# [Reading passage]
****************
INFO     | This is an INFO message - visible in console
ERROR    | This is an ERROR message


The `setup_logging` function creates a professional logging configuration:

1. **Two handlers**: File gets everything (for debugging), console shows INFO and above (for monitoring)
2. **Detailed timestamps**: Essential for debugging "when did this happen?"
3. **Function names**: Helps locate where messages originate
4. **Level padding**: Aligned output for readability

In [11]:
# Retry decorator with exponential backoff

import functools

def retry_with_backoff(max_retries=3, base_delay=1, max_delay=60):
    """
    Decorator that retries a function with exponential backoff.
    
    Exponential backoff means each retry waits longer:
    - Attempt 1: immediate
    - Attempt 2: wait base_delay seconds
    - Attempt 3: wait base_delay * 2 seconds
    - Attempt 4: wait base_delay * 4 seconds
    - etc.
    
    Parameters:
    -----------
    max_retries : int
        Maximum number of retry attempts
    base_delay : int
        Initial delay in seconds
    max_delay : int
        Maximum delay between retries
    """
    def decorator(func):
        @functools.wraps(func)
        def wrapper(*args, **kwargs):
            last_exception = None
            
            for attempt in range(max_retries + 1):
                try:
                    return func(*args, **kwargs)
****************
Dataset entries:
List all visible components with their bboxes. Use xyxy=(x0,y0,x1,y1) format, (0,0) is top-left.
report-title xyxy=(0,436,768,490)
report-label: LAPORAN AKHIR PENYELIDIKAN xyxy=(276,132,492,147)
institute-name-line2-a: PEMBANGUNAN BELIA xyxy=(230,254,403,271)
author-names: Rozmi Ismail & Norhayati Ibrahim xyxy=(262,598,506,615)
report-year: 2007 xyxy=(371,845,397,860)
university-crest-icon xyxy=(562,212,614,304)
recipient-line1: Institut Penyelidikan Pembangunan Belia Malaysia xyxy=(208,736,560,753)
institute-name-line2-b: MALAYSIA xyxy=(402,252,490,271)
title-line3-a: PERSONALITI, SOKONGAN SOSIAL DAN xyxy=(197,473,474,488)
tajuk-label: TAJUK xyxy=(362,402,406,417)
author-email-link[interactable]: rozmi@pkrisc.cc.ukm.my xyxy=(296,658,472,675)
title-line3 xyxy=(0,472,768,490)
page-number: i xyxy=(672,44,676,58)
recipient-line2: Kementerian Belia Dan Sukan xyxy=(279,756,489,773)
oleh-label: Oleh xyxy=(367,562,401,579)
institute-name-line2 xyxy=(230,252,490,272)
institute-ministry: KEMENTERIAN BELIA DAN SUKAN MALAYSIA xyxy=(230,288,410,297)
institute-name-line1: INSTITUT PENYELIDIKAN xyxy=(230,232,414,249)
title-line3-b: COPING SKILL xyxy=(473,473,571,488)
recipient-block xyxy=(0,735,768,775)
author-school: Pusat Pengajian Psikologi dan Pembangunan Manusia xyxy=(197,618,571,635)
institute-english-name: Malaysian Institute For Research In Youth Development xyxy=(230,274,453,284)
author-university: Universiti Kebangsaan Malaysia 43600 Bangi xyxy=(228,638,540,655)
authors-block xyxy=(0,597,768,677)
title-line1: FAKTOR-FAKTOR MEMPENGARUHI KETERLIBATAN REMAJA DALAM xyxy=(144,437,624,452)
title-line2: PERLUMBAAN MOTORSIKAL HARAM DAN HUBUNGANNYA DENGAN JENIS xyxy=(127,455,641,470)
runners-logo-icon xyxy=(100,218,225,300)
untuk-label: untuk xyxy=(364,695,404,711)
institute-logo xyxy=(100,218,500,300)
****************
# [Written problem 1]
According to the logging and retry excerpt, which messages does the console handler show?
# [Written problem 2]
In the logging and retry excerpt, take the part that opens with "import functools" and closes with "with exponential backoff.". Write it out again, renaming "retry_with_backoff" to "retry_on_failure".
These rows have no connection to the logging and retry excerpt.

# [Correct answer 1]
INFO and above

# [Correct answer 2]
import functools

def retry_on_failure(max_retries=3, base_delay=1, max_delay=60):
    """
    Decorator that retries a function with exponential backoff.